WORK INSTRUCTIONS: Write out the records below once more, exactly as they stand.

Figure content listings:
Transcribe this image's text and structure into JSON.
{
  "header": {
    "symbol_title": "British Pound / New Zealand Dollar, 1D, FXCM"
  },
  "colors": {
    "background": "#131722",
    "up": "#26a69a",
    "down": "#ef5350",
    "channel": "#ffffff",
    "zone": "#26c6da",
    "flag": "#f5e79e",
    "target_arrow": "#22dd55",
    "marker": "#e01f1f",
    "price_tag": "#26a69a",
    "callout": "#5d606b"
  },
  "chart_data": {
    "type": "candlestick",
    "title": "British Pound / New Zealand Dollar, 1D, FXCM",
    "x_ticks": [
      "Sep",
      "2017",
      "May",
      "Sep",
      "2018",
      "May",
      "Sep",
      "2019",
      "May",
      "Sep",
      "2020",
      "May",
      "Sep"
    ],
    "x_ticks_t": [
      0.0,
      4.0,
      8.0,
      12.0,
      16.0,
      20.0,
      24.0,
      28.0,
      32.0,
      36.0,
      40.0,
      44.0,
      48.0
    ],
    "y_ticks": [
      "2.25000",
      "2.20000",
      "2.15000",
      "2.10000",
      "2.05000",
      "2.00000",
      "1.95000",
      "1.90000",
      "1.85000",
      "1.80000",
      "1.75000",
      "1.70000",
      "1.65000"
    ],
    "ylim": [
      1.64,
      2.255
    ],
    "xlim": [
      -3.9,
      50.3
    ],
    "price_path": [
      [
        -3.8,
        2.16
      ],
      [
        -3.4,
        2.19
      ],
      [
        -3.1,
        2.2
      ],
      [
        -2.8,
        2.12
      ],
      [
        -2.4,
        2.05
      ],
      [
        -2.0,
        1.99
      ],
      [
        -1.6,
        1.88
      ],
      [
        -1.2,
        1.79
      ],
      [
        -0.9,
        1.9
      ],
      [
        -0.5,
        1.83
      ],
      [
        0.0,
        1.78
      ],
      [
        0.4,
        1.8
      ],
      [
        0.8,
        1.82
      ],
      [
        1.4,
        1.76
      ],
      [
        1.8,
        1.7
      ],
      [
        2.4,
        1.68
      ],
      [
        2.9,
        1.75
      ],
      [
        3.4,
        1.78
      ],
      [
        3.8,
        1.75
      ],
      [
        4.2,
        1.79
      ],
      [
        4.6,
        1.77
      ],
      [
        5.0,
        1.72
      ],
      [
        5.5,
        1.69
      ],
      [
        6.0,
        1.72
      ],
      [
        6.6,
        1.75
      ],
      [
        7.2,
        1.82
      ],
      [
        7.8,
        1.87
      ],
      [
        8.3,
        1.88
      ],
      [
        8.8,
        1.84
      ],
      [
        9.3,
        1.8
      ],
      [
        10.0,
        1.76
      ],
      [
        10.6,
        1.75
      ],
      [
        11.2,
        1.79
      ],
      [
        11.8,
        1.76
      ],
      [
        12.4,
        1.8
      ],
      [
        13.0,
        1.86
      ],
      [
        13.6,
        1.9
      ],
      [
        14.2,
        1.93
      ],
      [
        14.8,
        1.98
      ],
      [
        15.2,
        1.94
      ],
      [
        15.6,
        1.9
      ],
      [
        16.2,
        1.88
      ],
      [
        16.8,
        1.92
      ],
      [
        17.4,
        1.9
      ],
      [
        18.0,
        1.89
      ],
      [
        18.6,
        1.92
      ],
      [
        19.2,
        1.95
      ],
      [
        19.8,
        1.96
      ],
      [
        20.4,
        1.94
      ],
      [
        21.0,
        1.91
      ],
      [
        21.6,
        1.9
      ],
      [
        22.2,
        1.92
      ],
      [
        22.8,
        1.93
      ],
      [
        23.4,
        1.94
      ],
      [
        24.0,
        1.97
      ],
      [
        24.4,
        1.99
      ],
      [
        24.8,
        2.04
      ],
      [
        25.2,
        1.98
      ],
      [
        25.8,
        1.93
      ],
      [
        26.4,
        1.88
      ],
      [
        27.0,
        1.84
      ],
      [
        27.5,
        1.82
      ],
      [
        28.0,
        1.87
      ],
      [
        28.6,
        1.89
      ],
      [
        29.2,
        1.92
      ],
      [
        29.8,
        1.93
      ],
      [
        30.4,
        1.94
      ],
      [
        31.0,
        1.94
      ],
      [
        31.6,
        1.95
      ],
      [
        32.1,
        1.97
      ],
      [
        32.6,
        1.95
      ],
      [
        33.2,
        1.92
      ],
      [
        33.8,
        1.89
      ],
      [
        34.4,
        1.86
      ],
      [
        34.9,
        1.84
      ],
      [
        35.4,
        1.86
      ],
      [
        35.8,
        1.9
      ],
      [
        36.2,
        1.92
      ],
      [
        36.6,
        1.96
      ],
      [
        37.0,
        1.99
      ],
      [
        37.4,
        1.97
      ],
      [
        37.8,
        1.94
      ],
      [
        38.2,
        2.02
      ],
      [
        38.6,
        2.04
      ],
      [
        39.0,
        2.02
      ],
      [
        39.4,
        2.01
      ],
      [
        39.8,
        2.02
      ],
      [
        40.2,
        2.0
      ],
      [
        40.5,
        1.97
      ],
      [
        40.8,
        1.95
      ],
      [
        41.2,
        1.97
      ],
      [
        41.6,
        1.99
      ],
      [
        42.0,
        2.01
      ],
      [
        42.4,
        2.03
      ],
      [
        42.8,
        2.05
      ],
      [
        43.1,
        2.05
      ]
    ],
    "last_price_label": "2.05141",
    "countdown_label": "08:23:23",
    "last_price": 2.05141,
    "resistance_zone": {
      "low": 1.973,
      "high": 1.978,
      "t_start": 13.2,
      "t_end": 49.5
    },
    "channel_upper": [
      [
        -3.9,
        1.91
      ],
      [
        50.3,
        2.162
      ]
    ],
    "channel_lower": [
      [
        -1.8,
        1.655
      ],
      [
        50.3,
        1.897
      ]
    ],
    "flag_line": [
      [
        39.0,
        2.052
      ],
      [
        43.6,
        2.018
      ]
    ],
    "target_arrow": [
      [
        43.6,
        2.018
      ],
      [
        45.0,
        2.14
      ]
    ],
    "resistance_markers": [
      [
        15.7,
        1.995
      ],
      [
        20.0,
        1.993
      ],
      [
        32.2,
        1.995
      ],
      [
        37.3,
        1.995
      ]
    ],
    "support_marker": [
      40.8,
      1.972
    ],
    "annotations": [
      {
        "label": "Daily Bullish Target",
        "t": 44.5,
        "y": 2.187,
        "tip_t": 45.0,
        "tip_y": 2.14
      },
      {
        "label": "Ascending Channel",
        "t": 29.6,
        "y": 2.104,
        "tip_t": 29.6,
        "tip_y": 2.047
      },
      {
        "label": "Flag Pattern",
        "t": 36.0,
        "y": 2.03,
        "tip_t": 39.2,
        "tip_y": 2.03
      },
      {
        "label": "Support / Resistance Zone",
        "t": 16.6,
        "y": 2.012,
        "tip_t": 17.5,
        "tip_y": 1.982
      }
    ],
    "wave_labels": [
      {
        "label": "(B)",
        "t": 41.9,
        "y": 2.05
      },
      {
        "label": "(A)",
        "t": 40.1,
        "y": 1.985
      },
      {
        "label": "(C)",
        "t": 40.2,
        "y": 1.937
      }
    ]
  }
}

SOLUTION TO THIS EXERCISE:
Transcribe this image's text and structure into JSON.
{
  "header": {
    "symbol_title": "British Pound / New Zealand Dollar, 1D, FXCM"
  },
  "colors": {
    "background": "#131722",
    "up": "#26a69a",
    "down": "#ef5350",
    "channel": "#ffffff",
    "zone": "#26c6da",
    "flag": "#f5e79e",
    "target_arrow": "#22dd55",
    "marker": "#e01f1f",
    "price_tag": "#26a69a",
    "callout": "#5d606b"
  },
  "chart_data": {
    "type": "candlestick",
    "title": "British Pound / New Zealand Dollar, 1D, FXCM",
    "x_ticks": [
      "Sep",
      "2017",
      "May",
      "Sep",
      "2018",
      "May",
      "Sep",
      "2019",
      "May",
      "Sep",
      "2020",
      "May",
      "Sep"
    ],
    "x_ticks_t": [
      0.0,
      4.0,
      8.0,
      12.0,
      16.0,
      20.0,
      24.0,
      28.0,
      32.0,
      36.0,
      40.0,
      44.0,
      48.0
    ],
    "y_ticks": [
      "2.25000",
      "2.20000",
      "2.15000",
      "2.10000",
      "2.05000",
      "2.00000",
      "1.95000",
      "1.90000",
      "1.85000",
      "1.80000",
      "1.75000",
      "1.70000",
      "1.65000"
    ],
    "ylim": [
      1.64,
      2.255
    ],
    "xlim": [
      -3.9,
      50.3
    ],
    "price_path": [
      [
        -3.8,
        2.16
      ],
      [
        -3.4,
        2.19
      ],
      [
        -3.1,
        2.2
      ],
      [
        -2.8,
        2.12
      ],
      [
        -2.4,
        2.05
      ],
      [
        -2.0,
        1.99
      ],
      [
        -1.6,
        1.88
      ],
      [
        -1.2,
        1.79
      ],
      [
        -0.9,
        1.9
      ],
      [
        -0.5,
        1.83
      ],
      [
        0.0,
        1.78
      ],
      [
        0.4,
        1.8
      ],
      [
        0.8,
        1.82
      ],
      [
        1.4,
        1.76
      ],
      [
        1.8,
        1.7
      ],
      [
        2.4,
        1.68
      ],
      [
        2.9,
        1.75
      ],
      [
        3.4,
        1.78
      ],
      [
        3.8,
        1.75
      ],
      [
        4.2,
        1.79
      ],
      [
        4.6,
        1.77
      ],
      [
        5.0,
        1.72
      ],
      [
        5.5,
        1.69
      ],
      [
        6.0,
        1.72
      ],
      [
        6.6,
        1.75
      ],
      [
        7.2,
        1.82
      ],
      [
        7.8,
        1.87
      ],
      [
        8.3,
        1.88
      ],
      [
        8.8,
        1.84
      ],
      [
        9.3,
        1.8
      ],
      [
        10.0,
        1.76
      ],
      [
        10.6,
        1.75
      ],
      [
        11.2,
        1.79
      ],
      [
        11.8,
        1.76
      ],
      [
        12.4,
        1.8
      ],
      [
        13.0,
        1.86
      ],
      [
        13.6,
        1.9
      ],
      [
        14.2,
        1.93
      ],
      [
        14.8,
        1.98
      ],
      [
        15.2,
        1.94
      ],
      [
        15.6,
        1.9
      ],
      [
        16.2,
        1.88
      ],
      [
        16.8,
        1.92
      ],
      [
        17.4,
        1.9
      ],
      [
        18.0,
        1.89
      ],
      [
        18.6,
        1.92
      ],
      [
        19.2,
        1.95
      ],
      [
        19.8,
        1.96
      ],
      [
        20.4,
        1.94
      ],
      [
        21.0,
        1.91
      ],
      [
        21.6,
        1.9
      ],
      [
        22.2,
        1.92
      ],
      [
        22.8,
        1.93
      ],
      [
        23.4,
        1.94
      ],
      [
        24.0,
        1.97
      ],
      [
        24.4,
        1.99
      ],
      [
        24.8,
        2.04
      ],
      [
        25.2,
        1.98
      ],
      [
        25.8,
        1.93
      ],
      [
        26.4,
        1.88
      ],
      [
        27.0,
        1.84
      ],
      [
        27.5,
        1.82
      ],
      [
        28.0,
        1.87
      ],
      [
        28.6,
        1.89
      ],
      [
        29.2,
        1.92
      ],
      [
        29.8,
        1.93
      ],
      [
        30.4,
        1.94
      ],
      [
        31.0,
        1.94
      ],
      [
        31.6,
        1.95
      ],
      [
        32.1,
        1.97
      ],
      [
        32.6,
        1.95
      ],
      [
        33.2,
        1.92
      ],
      [
        33.8,
        1.89
      ],
      [
        34.4,
        1.86
      ],
      [
        34.9,
        1.84
      ],
      [
        35.4,
        1.86
      ],
      [
        35.8,
        1.9
      ],
      [
        36.2,
        1.92
      ],
      [
        36.6,
        1.96
      ],
      [
        37.0,
        1.99
      ],
      [
        37.4,
        1.97
      ],
      [
        37.8,
        1.94
      ],
      [
        38.2,
        2.02
      ],
      [
        38.6,
        2.04
      ],
      [
        39.0,
        2.02
      ],
      [
        39.4,
        2.01
      ],
      [
        39.8,
        2.02
      ],
      [
        40.2,
        2.0
      ],
      [
        40.5,
        1.97
      ],
      [
        40.8,
        1.95
      ],
      [
        41.2,
        1.97
      ],
      [
        41.6,
        1.99
      ],
      [
        42.0,
        2.01
      ],
      [
        42.4,
        2.03
      ],
      [
        42.8,
        2.05
      ],
      [
        43.1,
        2.05
      ]
    ],
    "last_price_label": "2.05141",
    "countdown_label": "08:23:23",
    "last_price": 2.05141,
    "resistance_zone": {
      "low": 1.973,
      "high": 1.978,
      "t_start": 13.2,
      "t_end": 49.5
    },
    "channel_upper": [
      [
        -3.9,
        1.91
      ],
      [
        50.3,
        2.162
      ]
    ],
    "channel_lower": [
      [
        -1.8,
        1.655
      ],
      [
        50.3,
        1.897
      ]
    ],
    "flag_line": [
      [
        39.0,
        2.052
      ],
      [
        43.6,
        2.018
      ]
    ],
    "target_arrow": [
      [
        43.6,
        2.018
      ],
      [
        45.0,
        2.14
      ]
    ],
    "resistance_markers": [
      [
        15.7,
        1.995
      ],
      [
        20.0,
        1.993
      ],
      [
        32.2,
        1.995
      ],
      [
        37.3,
        1.995
      ]
    ],
    "support_marker": [
      40.8,
      1.972
    ],
    "annotations": [
      {
        "label": "Daily Bullish Target",
        "t": 44.5,
        "y": 2.187,
        "tip_t": 45.0,
        "tip_y": 2.14
      },
      {
        "label": "Ascending Channel",
        "t": 29.6,
        "y": 2.104,
        "tip_t": 29.6,
        "tip_y": 2.047
      },
      {
        "label": "Flag Pattern",
        "t": 36.0,
        "y": 2.03,
        "tip_t": 39.2,
        "tip_y": 2.03
      },
      {
        "label": "Support / Resistance Zone",
        "t": 16.6,
        "y": 2.012,
        "tip_t": 17.5,
        "tip_y": 1.982
      }
    ],
    "wave_labels": [
      {
        "label": "(B)",
        "t": 41.9,
        "y": 2.05
      },
      {
        "label": "(A)",
        "t": 40.1,
        "y": 1.985
      },
      {
        "label": "(C)",
        "t": 40.2,
        "y": 1.937
      }
    ]
  }
}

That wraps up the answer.